GIVEN TASK:
In the material below, the lines containing the word "Социальное" are required; copy each of them.

MATERIAL PROVIDED:
»»

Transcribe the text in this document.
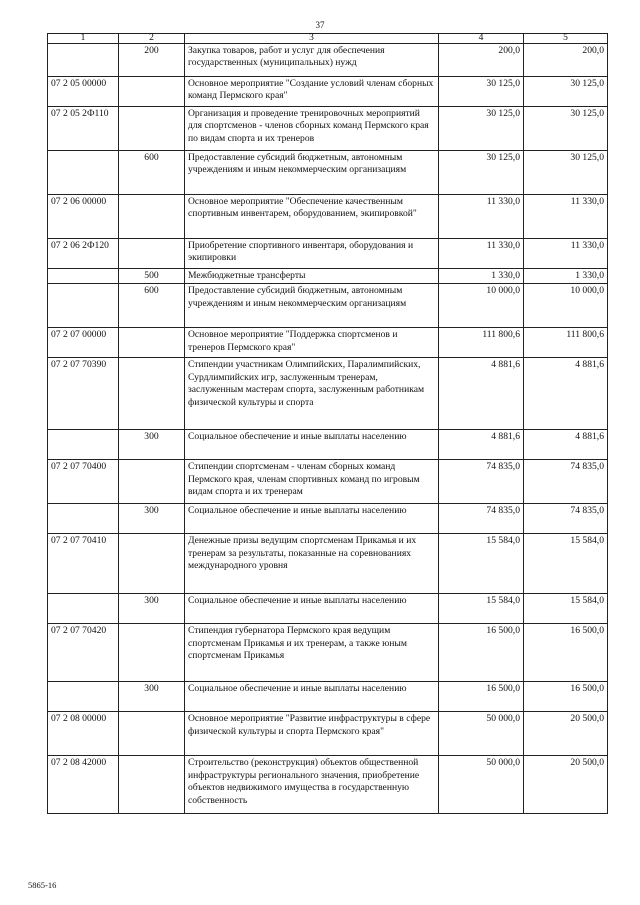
37
1	2	3	4	5
	200	Закупка товаров, работ и услуг для обеспечения государственных (муниципальных) нужд	200,0	200,0
07 2 05 00000		Основное мероприятие "Создание условий членам сборных команд Пермского края"	30 125,0	30 125,0
07 2 05 2Ф110		Организация и проведение тренировочных мероприятий для спортсменов - членов сборных команд Пермского края по видам спорта и их тренеров	30 125,0	30 125,0
	600	Предоставление субсидий бюджетным, автономным учреждениям и иным некоммерческим организациям	30 125,0	30 125,0
07 2 06 00000		Основное мероприятие "Обеспечение качественным спортивным инвентарем, оборудованием, экипировкой"	11 330,0	11 330,0
07 2 06 2Ф120		Приобретение спортивного инвентаря, оборудования и экипировки	11 330,0	11 330,0
	500	Межбюджетные трансферты	1 330,0	1 330,0
	600	Предоставление субсидий бюджетным, автономным учреждениям и иным некоммерческим организациям	10 000,0	10 000,0
07 2 07 00000		Основное мероприятие "Поддержка спортсменов и тренеров Пермского края"	111 800,6	111 800,6
07 2 07 70390		Стипендии участникам Олимпийских, Паралимпийских, Сурдлимпийских игр, заслуженным тренерам, заслуженным мастерам спорта, заслуженным работникам физической культуры и спорта	4 881,6	4 881,6
	300	Социальное обеспечение и иные выплаты населению	4 881,6	4 881,6
07 2 07 70400		Стипендии спортсменам - членам сборных команд Пермского края, членам спортивных команд по игровым видам спорта и их тренерам	74 835,0	74 835,0
	300	Социальное обеспечение и иные выплаты населению	74 835,0	74 835,0
07 2 07 70410		Денежные призы ведущим спортсменам Прикамья и их тренерам за результаты, показанные на соревнованиях международного уровня	15 584,0	15 584,0
	300	Социальное обеспечение и иные выплаты населению	15 584,0	15 584,0
07 2 07 70420		Стипендия губернатора Пермского края ведущим спортсменам Прикамья и их тренерам, а также юным спортсменам Прикамья	16 500,0	16 500,0
	300	Социальное обеспечение и иные выплаты населению	16 500,0	16 500,0
07 2 08 00000		Основное мероприятие "Развитие инфраструктуры в сфере физической культуры и спорта Пермского края"	50 000,0	20 500,0
07 2 08 42000		Строительство (реконструкция) объектов общественной инфраструктуры регионального значения, приобретение объектов недвижимого имущества в государственную собственность	50 000,0	20 500,0
5865-16
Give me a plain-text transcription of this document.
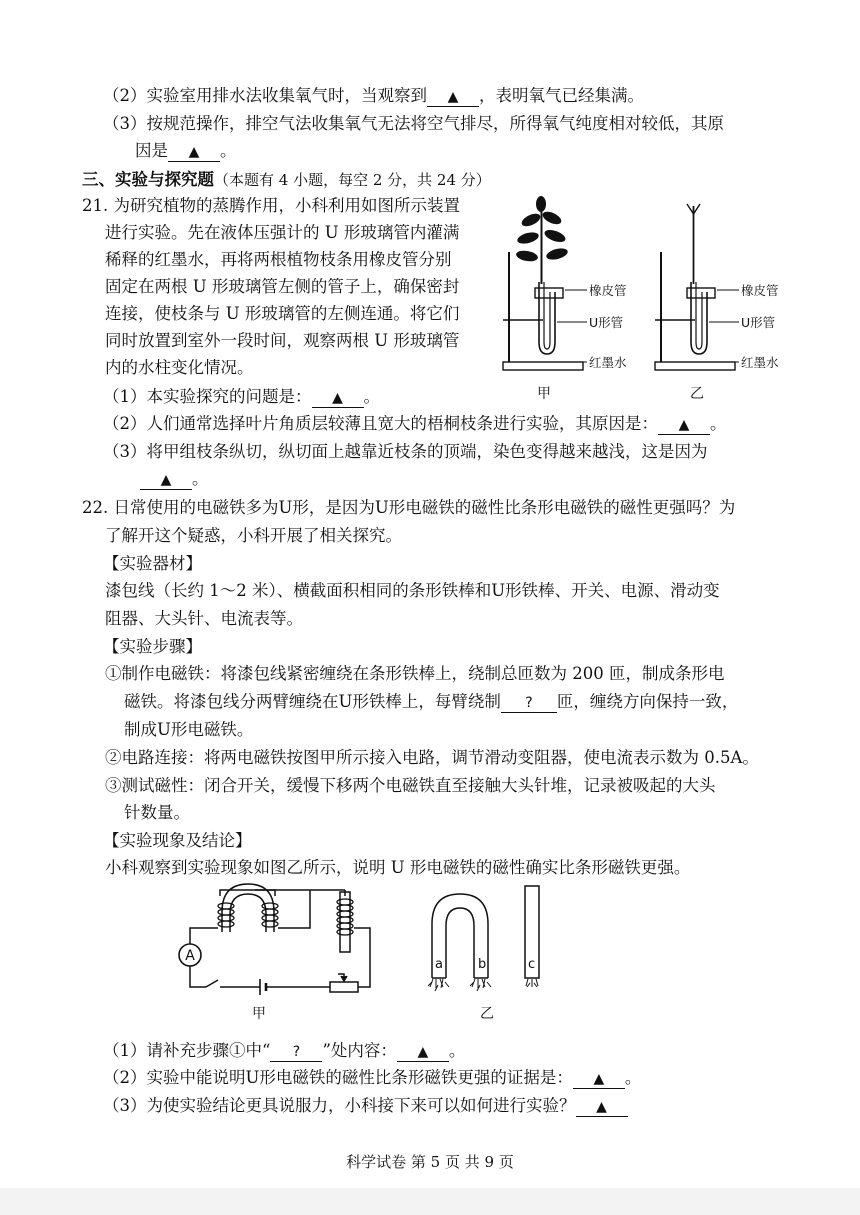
（2）实验室用排水法收集氧气时，当观察到 ▲ ，表明氧气已经集满。
（3）按规范操作，排空气法收集氧气无法将空气排尽，所得氧气纯度相对较低，其原
因是 ▲ 。
三、实验与探究题（本题有 4 小题，每空 2 分，共 24 分）
21. 为研究植物的蒸腾作用，小科利用如图所示装置
进行实验。先在液体压强计的 U 形玻璃管内灌满
稀释的红墨水，再将两根植物枝条用橡皮管分别
固定在两根 U 形玻璃管左侧的管子上，确保密封
连接，使枝条与 U 形玻璃管的左侧连通。将它们
同时放置到室外一段时间，观察两根 U 形玻璃管
内的水柱变化情况。
橡皮管
U形管
红墨水
橡皮管
U形管
红墨水
甲	乙
（1）本实验探究的问题是： ▲ 。
（2）人们通常选择叶片角质层较薄且宽大的梧桐枝条进行实验，其原因是： ▲ 。
（3）将甲组枝条纵切，纵切面上越靠近枝条的顶端，染色变得越来越浅，这是因为
▲ 。
22. 日常使用的电磁铁多为U形，是因为U形电磁铁的磁性比条形电磁铁的磁性更强吗？为
了解开这个疑惑，小科开展了相关探究。
【实验器材】
漆包线（长约 1～2 米）、横截面积相同的条形铁棒和U形铁棒、开关、电源、滑动变
阻器、大头针、电流表等。
【实验步骤】
①制作电磁铁：将漆包线紧密缠绕在条形铁棒上，绕制总匝数为 200 匝，制成条形电
磁铁。将漆包线分两臂缠绕在U形铁棒上，每臂绕制 ? 匝，缠绕方向保持一致，
制成U形电磁铁。
②电路连接：将两电磁铁按图甲所示接入电路，调节滑动变阻器，使电流表示数为 0.5A。
③测试磁性：闭合开关，缓慢下移两个电磁铁直至接触大头针堆，记录被吸起的大头
针数量。
【实验现象及结论】
小科观察到实验现象如图乙所示，说明 U 形电磁铁的磁性确实比条形磁铁更强。
A
甲
a	b	c
乙
（1）请补充步骤①中“ ? ”处内容： ▲ 。
（2）实验中能说明U形电磁铁的磁性比条形磁铁更强的证据是： ▲ 。
（3）为使实验结论更具说服力，小科接下来可以如何进行实验？ ▲
科学试卷 第 5 页 共 9 页
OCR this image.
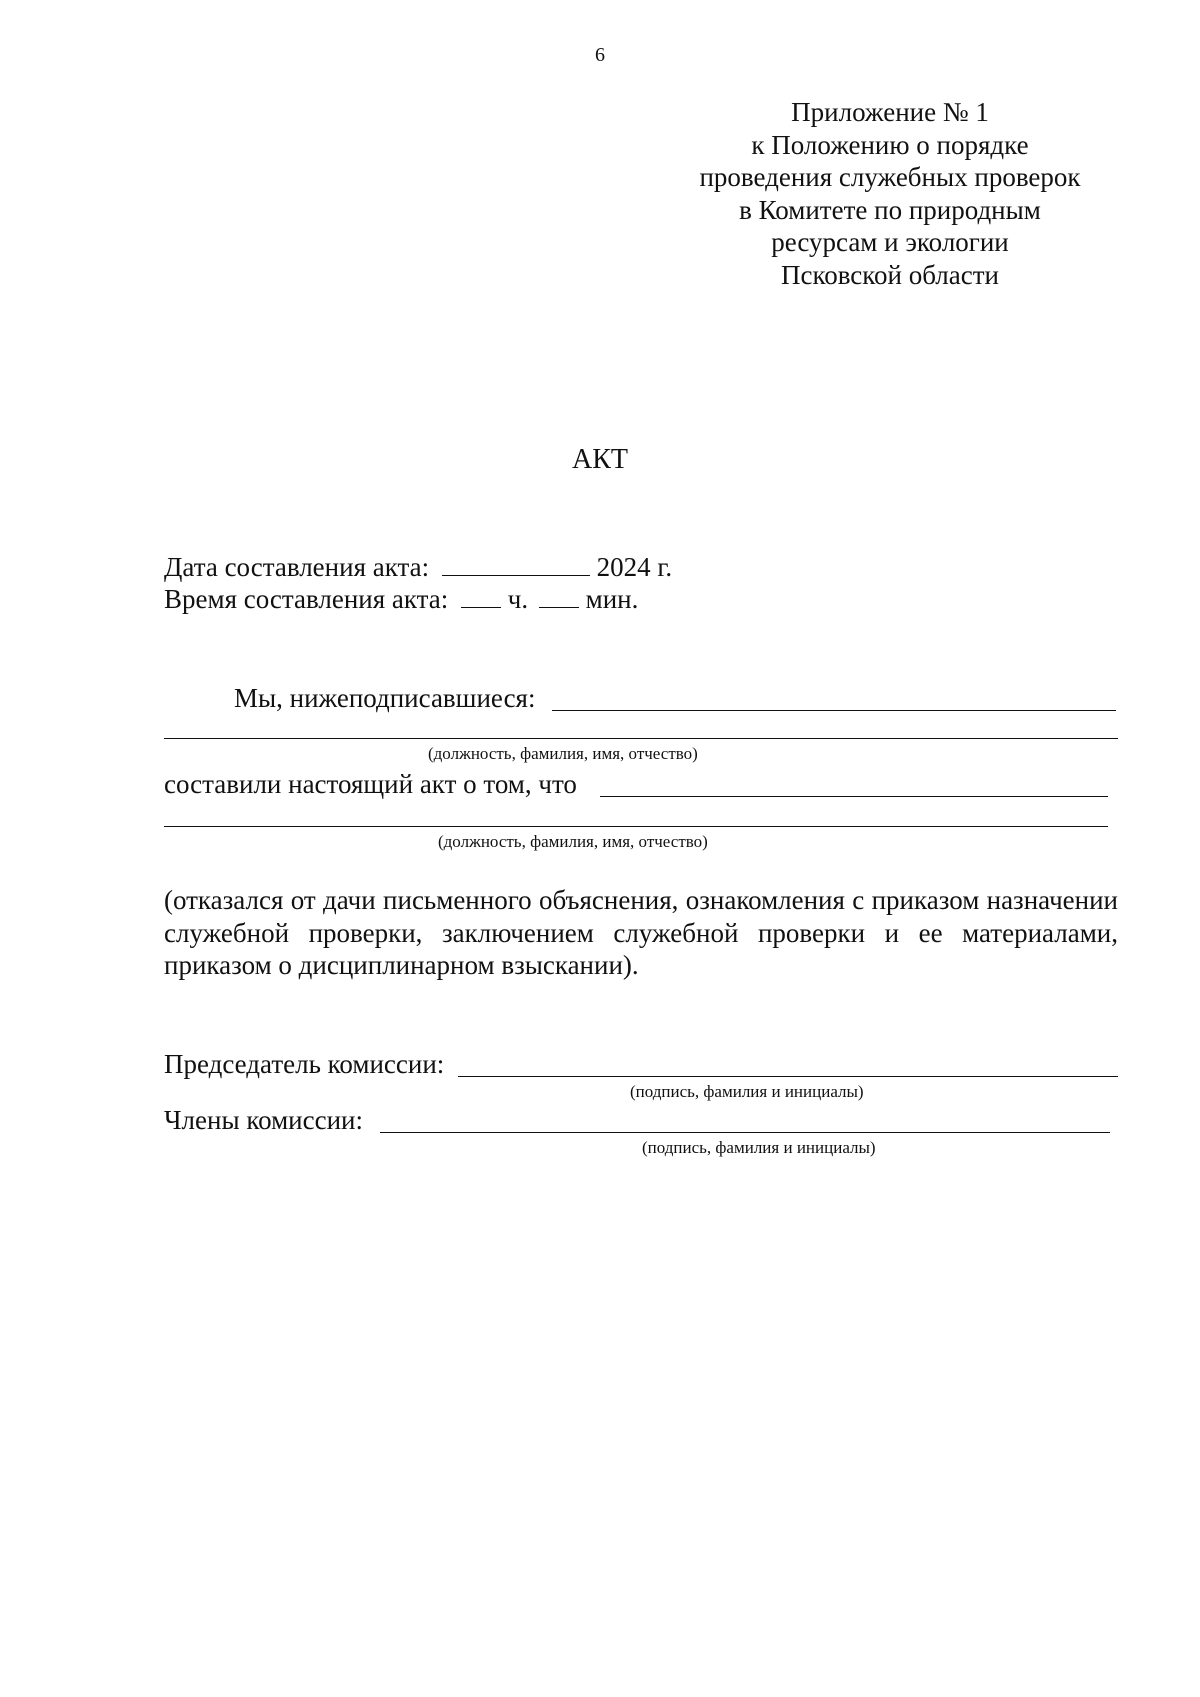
6
Приложение № 1
к Положению о порядке
проведения служебных проверок
в Комитете по природным
ресурсам и экологии
Псковской области
АКТ
Дата составления акта:	2024 г.
Время составления акта: ч. мин.
Мы, нижеподписавшиеся:
(должность, фамилия, имя, отчество)
составили настоящий акт о том, что
(должность, фамилия, имя, отчество)
(отказался от дачи письменного объяснения, ознакомления с приказом назначении служебной проверки, заключением служебной проверки и ее материалами, приказом о дисциплинарном взыскании).
Председатель комиссии:
(подпись, фамилия и инициалы)
Члены комиссии:
(подпись, фамилия и инициалы)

««

WRITTEN ANSWER:
	300	Социальное обеспечение и иные выплаты населению	4 881,6	4 881,6
	300	Социальное обеспечение и иные выплаты населению	74 835,0	74 835,0
	300	Социальное обеспечение и иные выплаты населению	15 584,0	15 584,0
	300	Социальное обеспечение и иные выплаты населению	16 500,0	16 500,0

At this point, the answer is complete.